:: Dataset excerpt ::
———
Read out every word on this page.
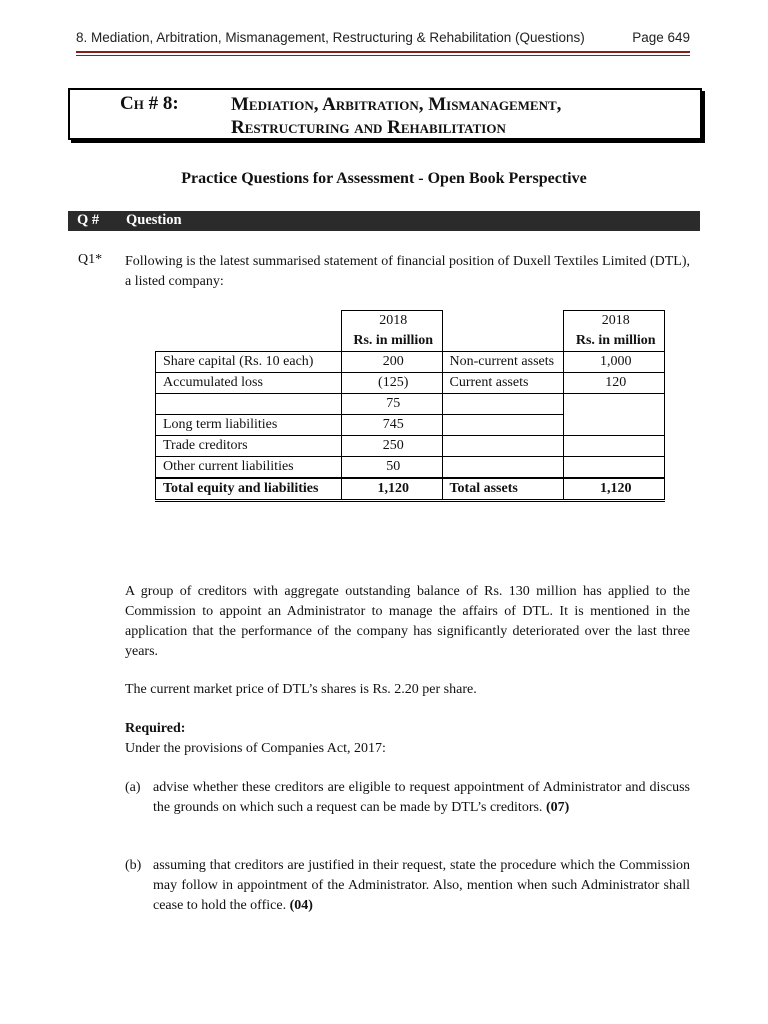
8. Mediation, Arbitration, Mismanagement, Restructuring & Rehabilitation (Questions)	Page 649
Ch # 8:	Mediation, Arbitration, Mismanagement,
Restructuring and Rehabilitation
Practice Questions for Assessment - Open Book Perspective
Q # Question
Q1* Following is the latest summarised statement of financial position of Duxell Textiles Limited (DTL), a listed company:
	2018		2018
	Rs. in million		Rs. in million
Share capital (Rs. 10 each)	200	Non-current assets	1,000
Accumulated loss	(125)	Current assets	120
	75		
Long term liabilities	745		
Trade creditors	250		
Other current liabilities	50		
Total equity and liabilities	1,120	Total assets	1,120
A group of creditors with aggregate outstanding balance of Rs. 130 million has applied to the Commission to appoint an Administrator to manage the affairs of DTL. It is mentioned in the application that the performance of the company has significantly deteriorated over the last three years.
The current market price of DTL’s shares is Rs. 2.20 per share.
Required:
Under the provisions of Companies Act, 2017:
(a) advise whether these creditors are eligible to request appointment of Administrator and discuss the grounds on which such a request can be made by DTL’s creditors. (07)
(b) assuming that creditors are justified in their request, state the procedure which the Commission may follow in appointment of the Administrator. Also, mention when such Administrator shall cease to hold the office. (04)
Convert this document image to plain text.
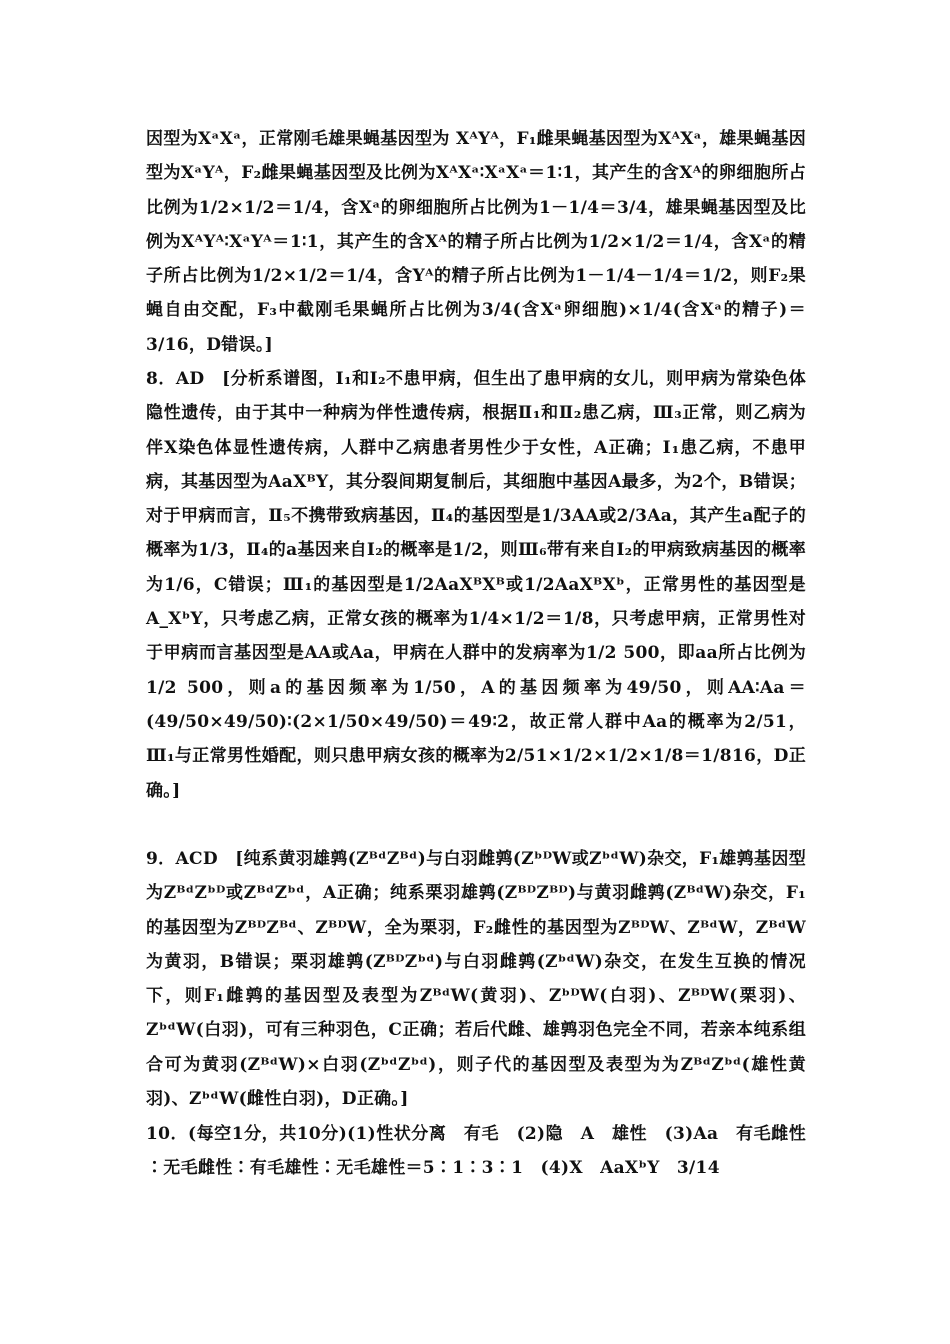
因型为XᵃXᵃ，正常刚毛雄果蝇基因型为 XᴬYᴬ，F₁雌果蝇基因型为XᴬXᵃ，雄果蝇基因型为XᵃYᴬ，F₂雌果蝇基因型及比例为XᴬXᵃ∶XᵃXᵃ＝1∶1，其产生的含Xᴬ的卵细胞所占比例为1/2×1/2＝1/4，含Xᵃ的卵细胞所占比例为1－1/4＝3/4，雄果蝇基因型及比例为XᴬYᴬ∶XᵃYᴬ＝1∶1，其产生的含Xᴬ的精子所占比例为1/2×1/2＝1/4，含Xᵃ的精子所占比例为1/2×1/2＝1/4，含Yᴬ的精子所占比例为1－1/4－1/4＝1/2，则F₂果蝇自由交配，F₃中截刚毛果蝇所占比例为3/4(含Xᵃ卵细胞)×1/4(含Xᵃ的精子)＝3/16，D错误。]

8．AD　[分析系谱图，Ⅰ₁和Ⅰ₂不患甲病，但生出了患甲病的女儿，则甲病为常染色体隐性遗传，由于其中一种病为伴性遗传病，根据Ⅱ₁和Ⅱ₂患乙病，Ⅲ₃正常，则乙病为伴X染色体显性遗传病，人群中乙病患者男性少于女性，A正确；Ⅰ₁患乙病，不患甲病，其基因型为AaXᴮY，其分裂间期复制后，其细胞中基因A最多，为2个，B错误；对于甲病而言，Ⅱ₅不携带致病基因，Ⅱ₄的基因型是1/3AA或2/3Aa，其产生a配子的概率为1/3，Ⅱ₄的a基因来自Ⅰ₂的概率是1/2，则Ⅲ₆带有来自Ⅰ₂的甲病致病基因的概率为1/6，C错误；Ⅲ₁的基因型是1/2AaXᴮXᴮ或1/2AaXᴮXᵇ，正常男性的基因型是A_XᵇY，只考虑乙病，正常女孩的概率为1/4×1/2＝1/8，只考虑甲病，正常男性对于甲病而言基因型是AA或Aa，甲病在人群中的发病率为1/2 500，即aa所占比例为1/2 500，则a的基因频率为1/50，A的基因频率为49/50，则AA∶Aa＝(49/50×49/50)∶(2×1/50×49/50)＝49∶2，故正常人群中Aa的概率为2/51，Ⅲ₁与正常男性婚配，则只患甲病女孩的概率为2/51×1/2×1/2×1/8＝1/816，D正确。]

9．ACD　[纯系黄羽雄鹑(ZᴮᵈZᴮᵈ)与白羽雌鹑(ZᵇᴰW或ZᵇᵈW)杂交，F₁雄鹑基因型为ZᴮᵈZᵇᴰ或ZᴮᵈZᵇᵈ，A正确；纯系栗羽雄鹑(ZᴮᴰZᴮᴰ)与黄羽雌鹑(ZᴮᵈW)杂交，F₁的基因型为ZᴮᴰZᴮᵈ、ZᴮᴰW，全为栗羽，F₂雌性的基因型为ZᴮᴰW、ZᴮᵈW，ZᴮᵈW为黄羽，B错误；栗羽雄鹑(ZᴮᴰZᵇᵈ)与白羽雌鹑(ZᵇᵈW)杂交，在发生互换的情况下，则F₁雌鹑的基因型及表型为ZᴮᵈW(黄羽)、ZᵇᴰW(白羽)、ZᴮᴰW(栗羽)、ZᵇᵈW(白羽)，可有三种羽色，C正确；若后代雌、雄鹑羽色完全不同，若亲本纯系组合可为黄羽(ZᴮᵈW)×白羽(ZᵇᵈZᵇᵈ)，则子代的基因型及表型为为ZᴮᵈZᵇᵈ(雄性黄羽)、ZᵇᵈW(雌性白羽)，D正确。]

10．(每空1分，共10分)(1)性状分离　有毛　(2)隐　A　雄性　(3)Aa　有毛雌性∶无毛雌性∶有毛雄性∶无毛雄性＝5∶1∶3∶1　(4)X　AaXᵇY　3/14
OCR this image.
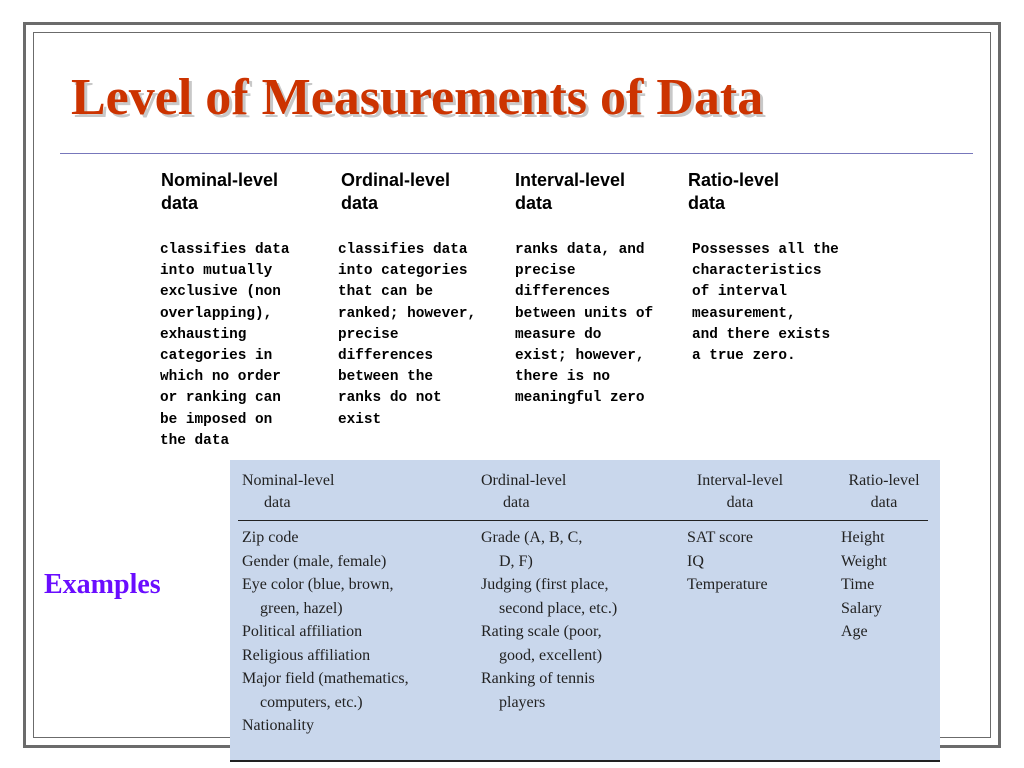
Level of Measurements of Data
Nominal-level
data
Ordinal-level
data
Interval-level
data
Ratio-level
data
classifies data
into mutually
exclusive (non
overlapping),
exhausting
categories in
which no order
or ranking can
be imposed on
the data
classifies data
into categories
that can be
ranked; however,
precise
differences
between the
ranks do not
exist
ranks data, and
precise
differences
between units of
measure do
exist; however,
there is no
meaningful zero
Possesses all the
characteristics
of interval
measurement,
and there exists
a true zero.
Examples
Nominal-level
data
Ordinal-level
data
Interval-level
data
Ratio-level
data
Zip code
Gender (male, female)
Eye color (blue, brown,
green, hazel)
Political affiliation
Religious affiliation
Major field (mathematics,
computers, etc.)
Nationality
Grade (A, B, C,
D, F)
Judging (first place,
second place, etc.)
Rating scale (poor,
good, excellent)
Ranking of tennis
players
SAT score
IQ
Temperature
Height
Weight
Time
Salary
Age
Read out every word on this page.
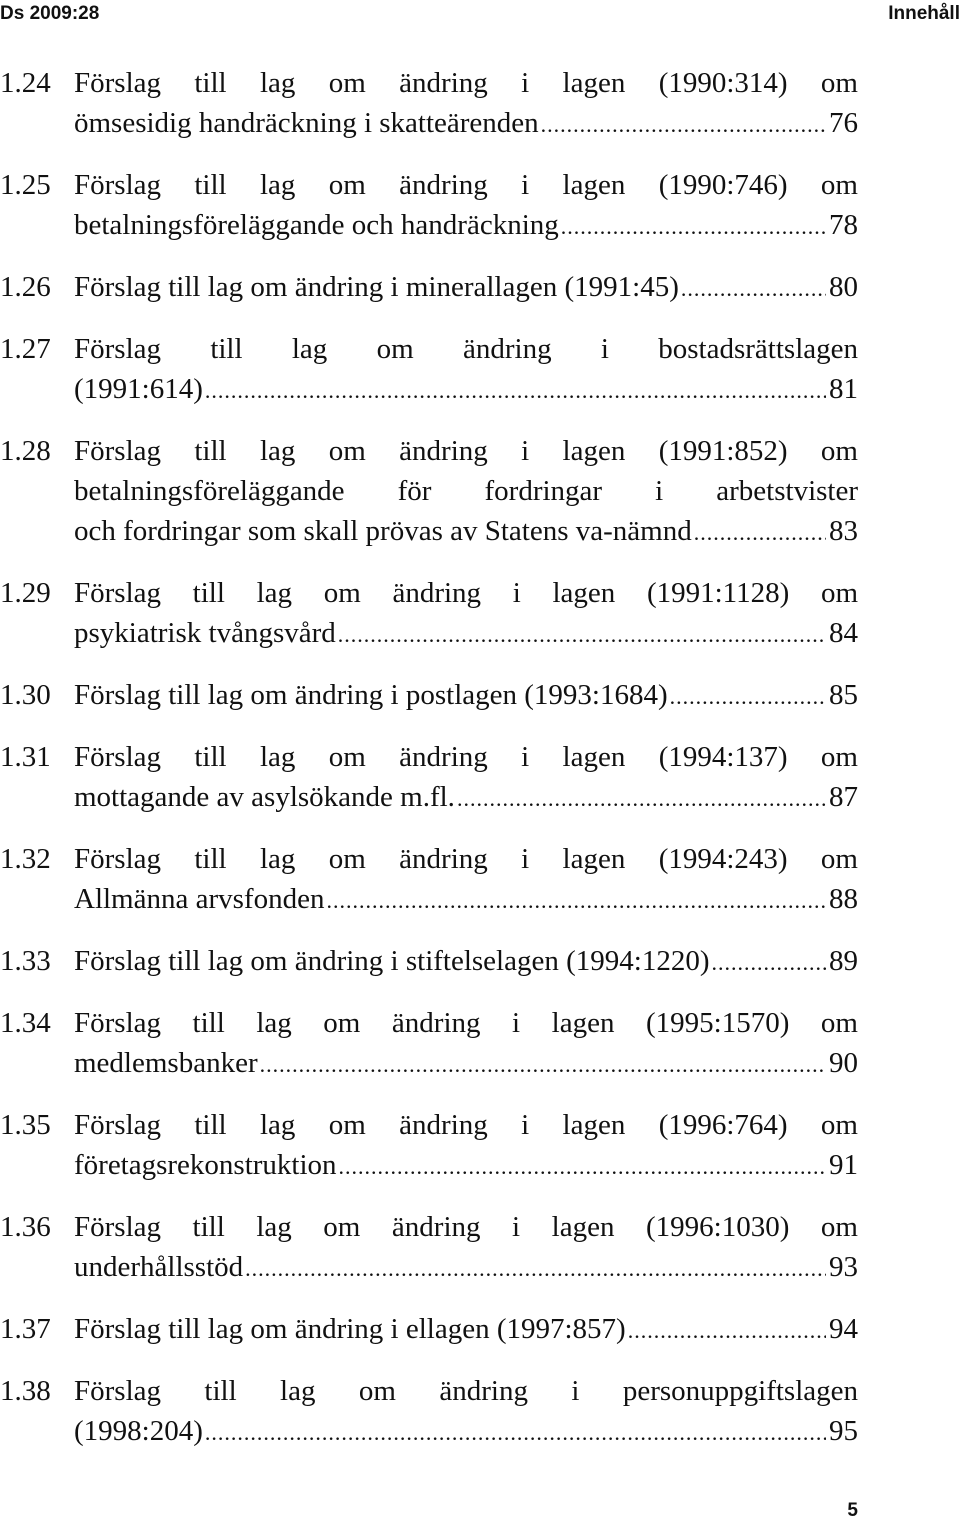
Ds 2009:28	Innehåll
1.24 Förslag till lag om ändring i lagen (1990:314) om
ömsesidig handräckning i skatteärenden .....	76
1.25 Förslag till lag om ändring i lagen (1990:746) om
betalningsföreläggande och handräckning .....	78
1.26 Förslag till lag om ändring i minerallagen (1991:45) .....	80
1.27 Förslag till lag om ändring i bostadsrättslagen
(1991:614) .....	81
1.28 Förslag till lag om ändring i lagen (1991:852) om
betalningsföreläggande för fordringar i arbetstvister
och fordringar som skall prövas av Statens va-nämnd .....	83
1.29 Förslag till lag om ändring i lagen (1991:1128) om
psykiatrisk tvångsvård .....	84
1.30 Förslag till lag om ändring i postlagen (1993:1684) .....	85
1.31 Förslag till lag om ändring i lagen (1994:137) om
mottagande av asylsökande m.fl. .....	87
1.32 Förslag till lag om ändring i lagen (1994:243) om
Allmänna arvsfonden .....	88
1.33 Förslag till lag om ändring i stiftelselagen (1994:1220) .....	89
1.34 Förslag till lag om ändring i lagen (1995:1570) om
medlemsbanker .....	90
1.35 Förslag till lag om ändring i lagen (1996:764) om
företagsrekonstruktion .....	91
1.36 Förslag till lag om ändring i lagen (1996:1030) om
underhållsstöd .....	93
1.37 Förslag till lag om ändring i ellagen (1997:857) .....	94
1.38 Förslag till lag om ändring i personuppgiftslagen
(1998:204) .....	95
5
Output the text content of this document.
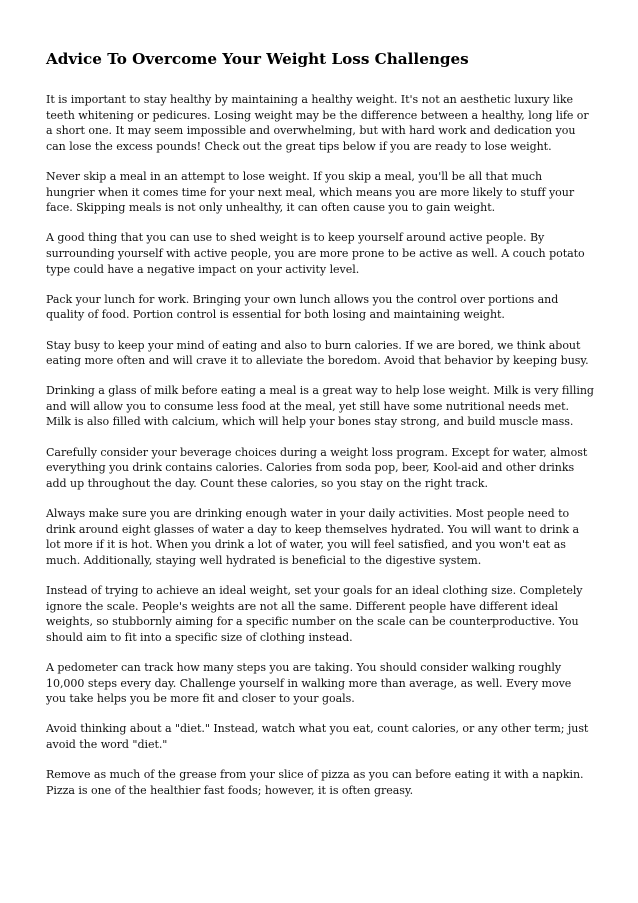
Advice To Overcome Your Weight Loss Challenges

It is important to stay healthy by maintaining a healthy weight. It's not an aesthetic luxury like teeth whitening or pedicures. Losing weight may be the difference between a healthy, long life or a short one. It may seem impossible and overwhelming, but with hard work and dedication you can lose the excess pounds! Check out the great tips below if you are ready to lose weight.

Never skip a meal in an attempt to lose weight. If you skip a meal, you'll be all that much hungrier when it comes time for your next meal, which means you are more likely to stuff your face. Skipping meals is not only unhealthy, it can often cause you to gain weight.

A good thing that you can use to shed weight is to keep yourself around active people. By surrounding yourself with active people, you are more prone to be active as well. A couch potato type could have a negative impact on your activity level.

Pack your lunch for work. Bringing your own lunch allows you the control over portions and quality of food. Portion control is essential for both losing and maintaining weight.

Stay busy to keep your mind of eating and also to burn calories. If we are bored, we think about eating more often and will crave it to alleviate the boredom. Avoid that behavior by keeping busy.

Drinking a glass of milk before eating a meal is a great way to help lose weight. Milk is very filling and will allow you to consume less food at the meal, yet still have some nutritional needs met. Milk is also filled with calcium, which will help your bones stay strong, and build muscle mass.

Carefully consider your beverage choices during a weight loss program. Except for water, almost everything you drink contains calories. Calories from soda pop, beer, Kool-aid and other drinks add up throughout the day. Count these calories, so you stay on the right track.

Always make sure you are drinking enough water in your daily activities. Most people need to drink around eight glasses of water a day to keep themselves hydrated. You will want to drink a lot more if it is hot. When you drink a lot of water, you will feel satisfied, and you won't eat as much. Additionally, staying well hydrated is beneficial to the digestive system.

Instead of trying to achieve an ideal weight, set your goals for an ideal clothing size. Completely ignore the scale. People's weights are not all the same. Different people have different ideal weights, so stubbornly aiming for a specific number on the scale can be counterproductive. You should aim to fit into a specific size of clothing instead.

A pedometer can track how many steps you are taking. You should consider walking roughly 10,000 steps every day. Challenge yourself in walking more than average, as well. Every move you take helps you be more fit and closer to your goals.

Avoid thinking about a "diet." Instead, watch what you eat, count calories, or any other term; just avoid the word "diet."

Remove as much of the grease from your slice of pizza as you can before eating it with a napkin. Pizza is one of the healthier fast foods; however, it is often greasy.
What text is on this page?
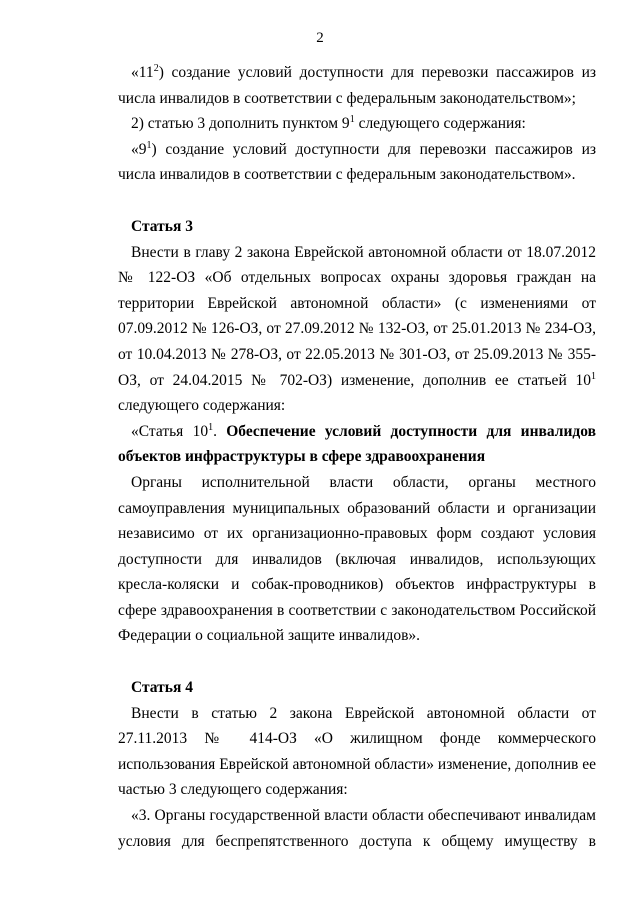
2

«$11^2$) создание условий доступности для перевозки пассажиров из числа инвалидов в соответствии с федеральным законодательством»;

2) статью 3 дополнить пунктом $9^1$ следующего содержания:

«$9^1$) создание условий доступности для перевозки пассажиров из числа инвалидов в соответствии с федеральным законодательством».

Статья 3

Внести в главу 2 закона Еврейской автономной области от 18.07.2012 № 122-ОЗ «Об отдельных вопросах охраны здоровья граждан на территории Еврейской автономной области» (с изменениями от 07.09.2012 № 126-ОЗ, от 27.09.2012 № 132-ОЗ, от 25.01.2013 № 234-ОЗ, от 10.04.2013 № 278-ОЗ, от 22.05.2013 № 301-ОЗ, от 25.09.2013 № 355-ОЗ, от 24.04.2015 № 702-ОЗ) изменение, дополнив ее статьей $10^1$ следующего содержания:

«Статья $10^1$. Обеспечение условий доступности для инвалидов объектов инфраструктуры в сфере здравоохранения

Органы исполнительной власти области, органы местного самоуправления муниципальных образований области и организации независимо от их организационно-правовых форм создают условия доступности для инвалидов (включая инвалидов, использующих кресла-коляски и собак-проводников) объектов инфраструктуры в сфере здравоохранения в соответствии с законодательством Российской Федерации о социальной защите инвалидов».

Статья 4

Внести в статью 2 закона Еврейской автономной области от 27.11.2013 № 414-ОЗ «О жилищном фонде коммерческого использования Еврейской автономной области» изменение, дополнив ее частью 3 следующего содержания:

«3. Органы государственной власти области обеспечивают инвалидам условия для беспрепятственного доступа к общему имуществу в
———
Go through the listing above and pull out each line containing the word "Mediation".

8. Mediation, Arbitration, Mismanagement, Restructuring & Rehabilitation (Questions)	Page 649
Ch # 8:	Mediation, Arbitration, Mismanagement,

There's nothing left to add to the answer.